Requirements: Transcribe every entry word for word, but skip the images.

Data shown:
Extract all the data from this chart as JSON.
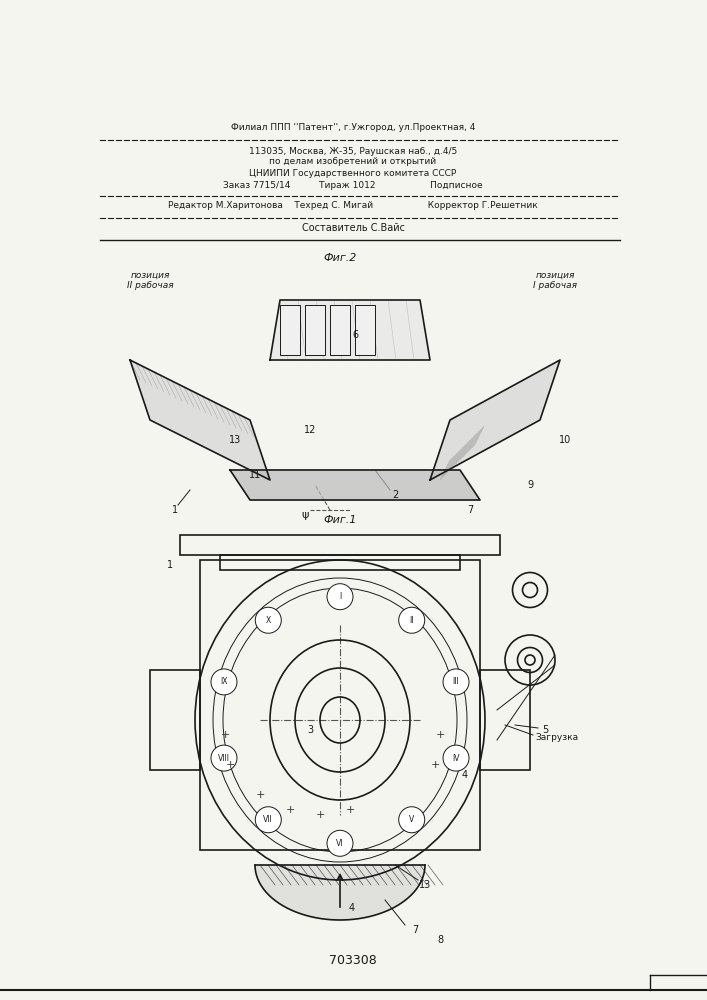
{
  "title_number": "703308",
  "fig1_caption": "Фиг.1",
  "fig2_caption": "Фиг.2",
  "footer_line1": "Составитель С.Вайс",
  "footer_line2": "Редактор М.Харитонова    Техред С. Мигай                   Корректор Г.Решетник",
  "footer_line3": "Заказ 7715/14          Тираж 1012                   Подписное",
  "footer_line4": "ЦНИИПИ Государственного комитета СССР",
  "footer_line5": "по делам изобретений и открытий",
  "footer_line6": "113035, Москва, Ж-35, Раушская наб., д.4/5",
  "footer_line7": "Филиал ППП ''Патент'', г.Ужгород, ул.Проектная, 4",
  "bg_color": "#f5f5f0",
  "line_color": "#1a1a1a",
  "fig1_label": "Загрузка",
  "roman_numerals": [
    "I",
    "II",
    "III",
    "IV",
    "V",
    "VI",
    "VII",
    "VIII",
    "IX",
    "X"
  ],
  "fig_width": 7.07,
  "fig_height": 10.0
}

Solution for this exercise:
Extract all the data from this chart as JSON.
{
  "title_number": "703308",
  "fig1_caption": "Фиг.1",
  "fig2_caption": "Фиг.2",
  "footer_line1": "Составитель С.Вайс",
  "footer_line2": "Редактор М.Харитонова    Техред С. Мигай                   Корректор Г.Решетник",
  "footer_line3": "Заказ 7715/14          Тираж 1012                   Подписное",
  "footer_line4": "ЦНИИПИ Государственного комитета СССР",
  "footer_line5": "по делам изобретений и открытий",
  "footer_line6": "113035, Москва, Ж-35, Раушская наб., д.4/5",
  "footer_line7": "Филиал ППП ''Патент'', г.Ужгород, ул.Проектная, 4",
  "bg_color": "#f5f5f0",
  "line_color": "#1a1a1a",
  "fig1_label": "Загрузка",
  "roman_numerals": [
    "I",
    "II",
    "III",
    "IV",
    "V",
    "VI",
    "VII",
    "VIII",
    "IX",
    "X"
  ],
  "fig_width": 7.07,
  "fig_height": 10.0
}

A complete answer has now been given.